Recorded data
::::
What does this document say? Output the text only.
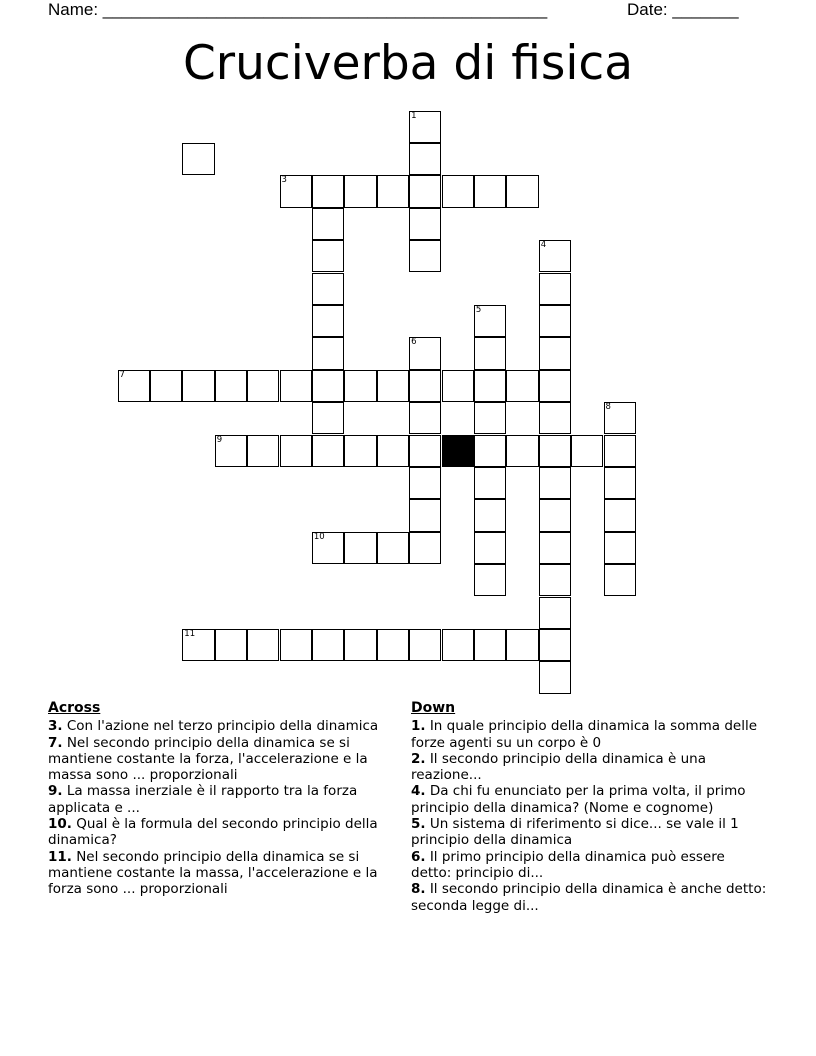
Name: _______________________________________________	Date: _______
Cruciverba di fisica
1
3
4
5
6
7
8
9
10
11
Across
3. Con l'azione nel terzo principio della dinamica
7. Nel secondo principio della dinamica se si mantiene costante la forza, l'accelerazione e la massa sono ... proporzionali
9. La massa inerziale è il rapporto tra la forza applicata e ...
10. Qual è la formula del secondo principio della dinamica?
11. Nel secondo principio della dinamica se si mantiene costante la massa, l'accelerazione e la forza sono ... proporzionali
Down
1. In quale principio della dinamica la somma delle forze agenti su un corpo è 0
2. Il secondo principio della dinamica è una reazione...
4. Da chi fu enunciato per la prima volta, il primo principio della dinamica? (Nome e cognome)
5. Un sistema di riferimento si dice... se vale il 1 principio della dinamica
6. Il primo principio della dinamica può essere detto: principio di...
8. Il secondo principio della dinamica è anche detto: seconda legge di...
::::
What to do: Repeat the material above word for word, please, apart from its images.

Answer to this exercise:
What does this document say? Output the text only.
Name: _______________________________________________	Date: _______
Cruciverba di fisica
1
3
4
5
6
7
8
9
10
11
Across
3. Con l'azione nel terzo principio della dinamica
7. Nel secondo principio della dinamica se si mantiene costante la forza, l'accelerazione e la massa sono ... proporzionali
9. La massa inerziale è il rapporto tra la forza applicata e ...
10. Qual è la formula del secondo principio della dinamica?
11. Nel secondo principio della dinamica se si mantiene costante la massa, l'accelerazione e la forza sono ... proporzionali
Down
1. In quale principio della dinamica la somma delle forze agenti su un corpo è 0
2. Il secondo principio della dinamica è una reazione...
4. Da chi fu enunciato per la prima volta, il primo principio della dinamica? (Nome e cognome)
5. Un sistema di riferimento si dice... se vale il 1 principio della dinamica
6. Il primo principio della dinamica può essere detto: principio di...
8. Il secondo principio della dinamica è anche detto: seconda legge di...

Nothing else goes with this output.